## Written problem
Skip every picture and transcribe the remaining material exactly.

## Available records
-----

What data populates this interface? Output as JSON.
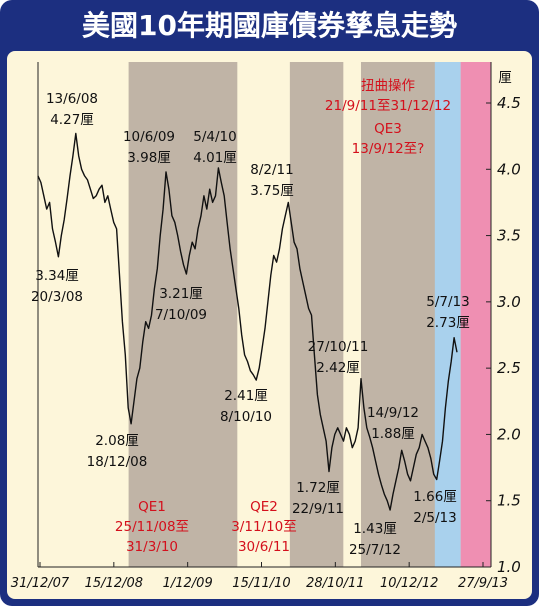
{
  "chart_data": {
    "type": "line",
    "title": "美國10年期國庫債券孳息走勢",
    "ylabel": "厘",
    "ylim": [
      1.0,
      4.5
    ],
    "yticks": [
      "1.0",
      "1.5",
      "2.0",
      "2.5",
      "3.0",
      "3.5",
      "4.0",
      "4.5"
    ],
    "xtick_labels": [
      "31/12/07",
      "15/12/08",
      "1/12/09",
      "15/11/10",
      "28/10/11",
      "10/12/12",
      "27/9/13"
    ],
    "series": [
      {
        "values": [
          3.95,
          3.9,
          3.8,
          3.7,
          3.75,
          3.55,
          3.45,
          3.34,
          3.5,
          3.62,
          3.78,
          3.95,
          4.1,
          4.27,
          4.1,
          4.0,
          3.95,
          3.92,
          3.85,
          3.78,
          3.8,
          3.85,
          3.88,
          3.75,
          3.8,
          3.7,
          3.6,
          3.55,
          3.2,
          2.85,
          2.6,
          2.2,
          2.08,
          2.25,
          2.42,
          2.5,
          2.7,
          2.85,
          2.8,
          2.9,
          3.1,
          3.25,
          3.5,
          3.7,
          3.98,
          3.85,
          3.65,
          3.6,
          3.5,
          3.38,
          3.28,
          3.21,
          3.35,
          3.45,
          3.4,
          3.55,
          3.65,
          3.8,
          3.7,
          3.85,
          3.75,
          3.8,
          4.01,
          3.9,
          3.8,
          3.6,
          3.4,
          3.25,
          3.1,
          2.95,
          2.75,
          2.6,
          2.55,
          2.48,
          2.45,
          2.41,
          2.5,
          2.65,
          2.8,
          3.0,
          3.2,
          3.35,
          3.3,
          3.4,
          3.55,
          3.65,
          3.75,
          3.6,
          3.45,
          3.4,
          3.25,
          3.15,
          3.05,
          2.95,
          2.9,
          2.6,
          2.3,
          2.15,
          2.05,
          1.95,
          1.72,
          1.9,
          2.0,
          2.05,
          2.0,
          1.95,
          2.05,
          2.0,
          1.9,
          1.95,
          2.05,
          2.42,
          2.2,
          2.05,
          1.98,
          1.9,
          1.8,
          1.7,
          1.62,
          1.55,
          1.5,
          1.43,
          1.55,
          1.65,
          1.75,
          1.88,
          1.8,
          1.7,
          1.65,
          1.75,
          1.85,
          1.9,
          2.0,
          1.95,
          1.9,
          1.82,
          1.7,
          1.66,
          1.8,
          1.95,
          2.2,
          2.4,
          2.55,
          2.73,
          2.62
        ]
      }
    ],
    "shaded_periods": [
      {
        "label": "QE1",
        "dates": "25/11/08至31/3/10",
        "x_start": 0.2,
        "x_end": 0.44,
        "color": "#c0b4a6"
      },
      {
        "label": "QE2",
        "dates": "3/11/10至30/6/11",
        "x_start": 0.556,
        "x_end": 0.674,
        "color": "#c0b4a6"
      },
      {
        "label": "扭曲操作",
        "dates": "21/9/11至31/12/12",
        "x_start": 0.713,
        "x_end": 0.933,
        "color": "#c0b4a6"
      },
      {
        "label": "QE3",
        "dates": "13/9/12至?",
        "x_start": 0.876,
        "x_end": 0.933,
        "color": "#a9d1ed"
      },
      {
        "label": "",
        "dates": "",
        "x_start": 0.933,
        "x_end": 1.15,
        "color": "#ef8fb2"
      }
    ],
    "annotations": [
      {
        "date": "13/6/08",
        "value": "4.27厘"
      },
      {
        "date": "20/3/08",
        "value": "3.34厘"
      },
      {
        "date": "18/12/08",
        "value": "2.08厘"
      },
      {
        "date": "10/6/09",
        "value": "3.98厘"
      },
      {
        "date": "7/10/09",
        "value": "3.21厘"
      },
      {
        "date": "5/4/10",
        "value": "4.01厘"
      },
      {
        "date": "8/10/10",
        "value": "2.41厘"
      },
      {
        "date": "8/2/11",
        "value": "3.75厘"
      },
      {
        "date": "27/10/11",
        "value": "2.42厘"
      },
      {
        "date": "22/9/11",
        "value": "1.72厘"
      },
      {
        "date": "14/9/12",
        "value": "1.88厘"
      },
      {
        "date": "25/7/12",
        "value": "1.43厘"
      },
      {
        "date": "2/5/13",
        "value": "1.66厘"
      },
      {
        "date": "5/7/13",
        "value": "2.73厘"
      }
    ]
  }
}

-----

## Response below
What data populates this interface? Output as JSON.
{
  "chart_data": {
    "type": "line",
    "title": "美國10年期國庫債券孳息走勢",
    "ylabel": "厘",
    "ylim": [
      1.0,
      4.5
    ],
    "yticks": [
      "1.0",
      "1.5",
      "2.0",
      "2.5",
      "3.0",
      "3.5",
      "4.0",
      "4.5"
    ],
    "xtick_labels": [
      "31/12/07",
      "15/12/08",
      "1/12/09",
      "15/11/10",
      "28/10/11",
      "10/12/12",
      "27/9/13"
    ],
    "series": [
      {
        "values": [
          3.95,
          3.9,
          3.8,
          3.7,
          3.75,
          3.55,
          3.45,
          3.34,
          3.5,
          3.62,
          3.78,
          3.95,
          4.1,
          4.27,
          4.1,
          4.0,
          3.95,
          3.92,
          3.85,
          3.78,
          3.8,
          3.85,
          3.88,
          3.75,
          3.8,
          3.7,
          3.6,
          3.55,
          3.2,
          2.85,
          2.6,
          2.2,
          2.08,
          2.25,
          2.42,
          2.5,
          2.7,
          2.85,
          2.8,
          2.9,
          3.1,
          3.25,
          3.5,
          3.7,
          3.98,
          3.85,
          3.65,
          3.6,
          3.5,
          3.38,
          3.28,
          3.21,
          3.35,
          3.45,
          3.4,
          3.55,
          3.65,
          3.8,
          3.7,
          3.85,
          3.75,
          3.8,
          4.01,
          3.9,
          3.8,
          3.6,
          3.4,
          3.25,
          3.1,
          2.95,
          2.75,
          2.6,
          2.55,
          2.48,
          2.45,
          2.41,
          2.5,
          2.65,
          2.8,
          3.0,
          3.2,
          3.35,
          3.3,
          3.4,
          3.55,
          3.65,
          3.75,
          3.6,
          3.45,
          3.4,
          3.25,
          3.15,
          3.05,
          2.95,
          2.9,
          2.6,
          2.3,
          2.15,
          2.05,
          1.95,
          1.72,
          1.9,
          2.0,
          2.05,
          2.0,
          1.95,
          2.05,
          2.0,
          1.9,
          1.95,
          2.05,
          2.42,
          2.2,
          2.05,
          1.98,
          1.9,
          1.8,
          1.7,
          1.62,
          1.55,
          1.5,
          1.43,
          1.55,
          1.65,
          1.75,
          1.88,
          1.8,
          1.7,
          1.65,
          1.75,
          1.85,
          1.9,
          2.0,
          1.95,
          1.9,
          1.82,
          1.7,
          1.66,
          1.8,
          1.95,
          2.2,
          2.4,
          2.55,
          2.73,
          2.62
        ]
      }
    ],
    "shaded_periods": [
      {
        "label": "QE1",
        "dates": "25/11/08至31/3/10",
        "x_start": 0.2,
        "x_end": 0.44,
        "color": "#c0b4a6"
      },
      {
        "label": "QE2",
        "dates": "3/11/10至30/6/11",
        "x_start": 0.556,
        "x_end": 0.674,
        "color": "#c0b4a6"
      },
      {
        "label": "扭曲操作",
        "dates": "21/9/11至31/12/12",
        "x_start": 0.713,
        "x_end": 0.933,
        "color": "#c0b4a6"
      },
      {
        "label": "QE3",
        "dates": "13/9/12至?",
        "x_start": 0.876,
        "x_end": 0.933,
        "color": "#a9d1ed"
      },
      {
        "label": "",
        "dates": "",
        "x_start": 0.933,
        "x_end": 1.15,
        "color": "#ef8fb2"
      }
    ],
    "annotations": [
      {
        "date": "13/6/08",
        "value": "4.27厘"
      },
      {
        "date": "20/3/08",
        "value": "3.34厘"
      },
      {
        "date": "18/12/08",
        "value": "2.08厘"
      },
      {
        "date": "10/6/09",
        "value": "3.98厘"
      },
      {
        "date": "7/10/09",
        "value": "3.21厘"
      },
      {
        "date": "5/4/10",
        "value": "4.01厘"
      },
      {
        "date": "8/10/10",
        "value": "2.41厘"
      },
      {
        "date": "8/2/11",
        "value": "3.75厘"
      },
      {
        "date": "27/10/11",
        "value": "2.42厘"
      },
      {
        "date": "22/9/11",
        "value": "1.72厘"
      },
      {
        "date": "14/9/12",
        "value": "1.88厘"
      },
      {
        "date": "25/7/12",
        "value": "1.43厘"
      },
      {
        "date": "2/5/13",
        "value": "1.66厘"
      },
      {
        "date": "5/7/13",
        "value": "2.73厘"
      }
    ]
  }
}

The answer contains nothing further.